⟨

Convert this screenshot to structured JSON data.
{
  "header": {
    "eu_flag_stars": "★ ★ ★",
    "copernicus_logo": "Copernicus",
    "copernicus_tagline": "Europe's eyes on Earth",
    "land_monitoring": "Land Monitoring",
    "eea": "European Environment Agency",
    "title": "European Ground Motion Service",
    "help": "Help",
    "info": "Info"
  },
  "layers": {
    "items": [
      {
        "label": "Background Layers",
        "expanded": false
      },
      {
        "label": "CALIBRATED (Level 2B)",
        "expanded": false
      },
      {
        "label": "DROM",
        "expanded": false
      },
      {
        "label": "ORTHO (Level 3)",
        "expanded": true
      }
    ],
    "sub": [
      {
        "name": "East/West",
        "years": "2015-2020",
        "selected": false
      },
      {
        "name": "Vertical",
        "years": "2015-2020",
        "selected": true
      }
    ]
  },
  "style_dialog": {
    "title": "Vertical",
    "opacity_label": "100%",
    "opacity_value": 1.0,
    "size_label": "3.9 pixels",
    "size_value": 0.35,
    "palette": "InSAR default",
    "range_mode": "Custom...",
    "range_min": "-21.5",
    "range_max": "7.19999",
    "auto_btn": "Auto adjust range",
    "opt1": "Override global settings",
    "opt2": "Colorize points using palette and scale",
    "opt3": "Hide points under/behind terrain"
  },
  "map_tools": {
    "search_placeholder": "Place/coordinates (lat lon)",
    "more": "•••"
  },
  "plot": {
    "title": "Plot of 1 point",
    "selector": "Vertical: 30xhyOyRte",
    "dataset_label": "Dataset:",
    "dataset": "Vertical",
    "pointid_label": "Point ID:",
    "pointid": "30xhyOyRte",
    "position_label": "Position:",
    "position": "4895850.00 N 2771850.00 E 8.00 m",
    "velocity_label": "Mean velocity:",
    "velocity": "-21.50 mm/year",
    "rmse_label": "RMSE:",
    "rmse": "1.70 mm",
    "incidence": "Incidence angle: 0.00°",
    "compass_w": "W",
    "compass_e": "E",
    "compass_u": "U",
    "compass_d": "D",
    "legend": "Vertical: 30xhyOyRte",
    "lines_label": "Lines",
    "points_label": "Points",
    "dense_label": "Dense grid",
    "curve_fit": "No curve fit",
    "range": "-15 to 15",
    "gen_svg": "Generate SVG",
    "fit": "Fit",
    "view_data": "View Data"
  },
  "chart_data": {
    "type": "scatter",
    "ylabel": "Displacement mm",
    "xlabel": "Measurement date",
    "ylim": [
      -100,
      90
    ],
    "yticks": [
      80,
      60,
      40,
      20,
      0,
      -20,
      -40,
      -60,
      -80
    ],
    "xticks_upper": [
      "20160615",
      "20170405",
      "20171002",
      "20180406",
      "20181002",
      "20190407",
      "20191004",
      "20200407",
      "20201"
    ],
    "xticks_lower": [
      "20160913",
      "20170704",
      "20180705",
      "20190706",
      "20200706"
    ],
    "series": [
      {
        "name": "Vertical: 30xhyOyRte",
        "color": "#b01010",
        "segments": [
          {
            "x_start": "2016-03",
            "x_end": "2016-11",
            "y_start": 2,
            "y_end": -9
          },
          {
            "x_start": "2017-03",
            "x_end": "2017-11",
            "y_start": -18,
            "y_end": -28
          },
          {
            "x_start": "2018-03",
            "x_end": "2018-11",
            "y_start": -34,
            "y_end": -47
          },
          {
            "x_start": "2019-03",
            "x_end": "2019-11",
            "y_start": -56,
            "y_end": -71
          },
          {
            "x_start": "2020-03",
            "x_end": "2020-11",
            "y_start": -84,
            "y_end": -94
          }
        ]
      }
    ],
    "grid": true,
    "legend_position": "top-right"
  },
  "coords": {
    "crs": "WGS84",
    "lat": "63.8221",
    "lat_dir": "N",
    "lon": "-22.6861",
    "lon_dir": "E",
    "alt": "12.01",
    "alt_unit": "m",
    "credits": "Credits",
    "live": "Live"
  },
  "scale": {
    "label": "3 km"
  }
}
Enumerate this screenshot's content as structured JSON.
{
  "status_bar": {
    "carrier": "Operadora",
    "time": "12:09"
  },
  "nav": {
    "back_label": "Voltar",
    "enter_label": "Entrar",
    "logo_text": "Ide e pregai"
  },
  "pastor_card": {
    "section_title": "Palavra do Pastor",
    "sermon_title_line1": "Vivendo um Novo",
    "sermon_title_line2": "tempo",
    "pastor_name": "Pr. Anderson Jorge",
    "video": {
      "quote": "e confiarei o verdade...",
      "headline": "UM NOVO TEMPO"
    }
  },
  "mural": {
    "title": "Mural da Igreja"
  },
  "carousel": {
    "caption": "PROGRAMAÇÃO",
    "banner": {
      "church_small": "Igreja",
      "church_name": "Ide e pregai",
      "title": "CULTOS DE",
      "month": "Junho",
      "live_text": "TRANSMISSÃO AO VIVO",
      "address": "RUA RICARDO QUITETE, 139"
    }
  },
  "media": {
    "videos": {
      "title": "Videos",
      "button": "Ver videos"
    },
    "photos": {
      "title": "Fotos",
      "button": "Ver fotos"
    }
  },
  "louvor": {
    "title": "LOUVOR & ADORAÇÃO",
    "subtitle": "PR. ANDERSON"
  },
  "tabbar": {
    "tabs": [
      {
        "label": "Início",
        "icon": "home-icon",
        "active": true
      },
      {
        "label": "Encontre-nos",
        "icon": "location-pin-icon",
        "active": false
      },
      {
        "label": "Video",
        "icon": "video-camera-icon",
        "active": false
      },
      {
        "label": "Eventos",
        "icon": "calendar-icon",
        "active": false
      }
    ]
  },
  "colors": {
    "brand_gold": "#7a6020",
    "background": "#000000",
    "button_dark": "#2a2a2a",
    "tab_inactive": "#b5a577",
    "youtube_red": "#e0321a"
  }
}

⟩

## Requirements
Transcribe each entry exactly.

## Finished exercise
Convert this screenshot to structured JSON data.
{
  "header": {
    "eu_flag_stars": "★ ★ ★",
    "copernicus_logo": "Copernicus",
    "copernicus_tagline": "Europe's eyes on Earth",
    "land_monitoring": "Land Monitoring",
    "eea": "European Environment Agency",
    "title": "European Ground Motion Service",
    "help": "Help",
    "info": "Info"
  },
  "layers": {
    "items": [
      {
        "label": "Background Layers",
        "expanded": false
      },
      {
        "label": "CALIBRATED (Level 2B)",
        "expanded": false
      },
      {
        "label": "DROM",
        "expanded": false
      },
      {
        "label": "ORTHO (Level 3)",
        "expanded": true
      }
    ],
    "sub": [
      {
        "name": "East/West",
        "years": "2015-2020",
        "selected": false
      },
      {
        "name": "Vertical",
        "years": "2015-2020",
        "selected": true
      }
    ]
  },
  "style_dialog": {
    "title": "Vertical",
    "opacity_label": "100%",
    "opacity_value": 1.0,
    "size_label": "3.9 pixels",
    "size_value": 0.35,
    "palette": "InSAR default",
    "range_mode": "Custom...",
    "range_min": "-21.5",
    "range_max": "7.19999",
    "auto_btn": "Auto adjust range",
    "opt1": "Override global settings",
    "opt2": "Colorize points using palette and scale",
    "opt3": "Hide points under/behind terrain"
  },
  "map_tools": {
    "search_placeholder": "Place/coordinates (lat lon)",
    "more": "•••"
  },
  "plot": {
    "title": "Plot of 1 point",
    "selector": "Vertical: 30xhyOyRte",
    "dataset_label": "Dataset:",
    "dataset": "Vertical",
    "pointid_label": "Point ID:",
    "pointid": "30xhyOyRte",
    "position_label": "Position:",
    "position": "4895850.00 N 2771850.00 E 8.00 m",
    "velocity_label": "Mean velocity:",
    "velocity": "-21.50 mm/year",
    "rmse_label": "RMSE:",
    "rmse": "1.70 mm",
    "incidence": "Incidence angle: 0.00°",
    "compass_w": "W",
    "compass_e": "E",
    "compass_u": "U",
    "compass_d": "D",
    "legend": "Vertical: 30xhyOyRte",
    "lines_label": "Lines",
    "points_label": "Points",
    "dense_label": "Dense grid",
    "curve_fit": "No curve fit",
    "range": "-15 to 15",
    "gen_svg": "Generate SVG",
    "fit": "Fit",
    "view_data": "View Data"
  },
  "chart_data": {
    "type": "scatter",
    "ylabel": "Displacement mm",
    "xlabel": "Measurement date",
    "ylim": [
      -100,
      90
    ],
    "yticks": [
      80,
      60,
      40,
      20,
      0,
      -20,
      -40,
      -60,
      -80
    ],
    "xticks_upper": [
      "20160615",
      "20170405",
      "20171002",
      "20180406",
      "20181002",
      "20190407",
      "20191004",
      "20200407",
      "20201"
    ],
    "xticks_lower": [
      "20160913",
      "20170704",
      "20180705",
      "20190706",
      "20200706"
    ],
    "series": [
      {
        "name": "Vertical: 30xhyOyRte",
        "color": "#b01010",
        "segments": [
          {
            "x_start": "2016-03",
            "x_end": "2016-11",
            "y_start": 2,
            "y_end": -9
          },
          {
            "x_start": "2017-03",
            "x_end": "2017-11",
            "y_start": -18,
            "y_end": -28
          },
          {
            "x_start": "2018-03",
            "x_end": "2018-11",
            "y_start": -34,
            "y_end": -47
          },
          {
            "x_start": "2019-03",
            "x_end": "2019-11",
            "y_start": -56,
            "y_end": -71
          },
          {
            "x_start": "2020-03",
            "x_end": "2020-11",
            "y_start": -84,
            "y_end": -94
          }
        ]
      }
    ],
    "grid": true,
    "legend_position": "top-right"
  },
  "coords": {
    "crs": "WGS84",
    "lat": "63.8221",
    "lat_dir": "N",
    "lon": "-22.6861",
    "lon_dir": "E",
    "alt": "12.01",
    "alt_unit": "m",
    "credits": "Credits",
    "live": "Live"
  },
  "scale": {
    "label": "3 km"
  }
}
Enumerate this screenshot's content as structured JSON.
{
  "status_bar": {
    "carrier": "Operadora",
    "time": "12:09"
  },
  "nav": {
    "back_label": "Voltar",
    "enter_label": "Entrar",
    "logo_text": "Ide e pregai"
  },
  "pastor_card": {
    "section_title": "Palavra do Pastor",
    "sermon_title_line1": "Vivendo um Novo",
    "sermon_title_line2": "tempo",
    "pastor_name": "Pr. Anderson Jorge",
    "video": {
      "quote": "e confiarei o verdade...",
      "headline": "UM NOVO TEMPO"
    }
  },
  "mural": {
    "title": "Mural da Igreja"
  },
  "carousel": {
    "caption": "PROGRAMAÇÃO",
    "banner": {
      "church_small": "Igreja",
      "church_name": "Ide e pregai",
      "title": "CULTOS DE",
      "month": "Junho",
      "live_text": "TRANSMISSÃO AO VIVO",
      "address": "RUA RICARDO QUITETE, 139"
    }
  },
  "media": {
    "videos": {
      "title": "Videos",
      "button": "Ver videos"
    },
    "photos": {
      "title": "Fotos",
      "button": "Ver fotos"
    }
  },
  "louvor": {
    "title": "LOUVOR & ADORAÇÃO",
    "subtitle": "PR. ANDERSON"
  },
  "tabbar": {
    "tabs": [
      {
        "label": "Início",
        "icon": "home-icon",
        "active": true
      },
      {
        "label": "Encontre-nos",
        "icon": "location-pin-icon",
        "active": false
      },
      {
        "label": "Video",
        "icon": "video-camera-icon",
        "active": false
      },
      {
        "label": "Eventos",
        "icon": "calendar-icon",
        "active": false
      }
    ]
  },
  "colors": {
    "brand_gold": "#7a6020",
    "background": "#000000",
    "button_dark": "#2a2a2a",
    "tab_inactive": "#b5a577",
    "youtube_red": "#e0321a"
  }
}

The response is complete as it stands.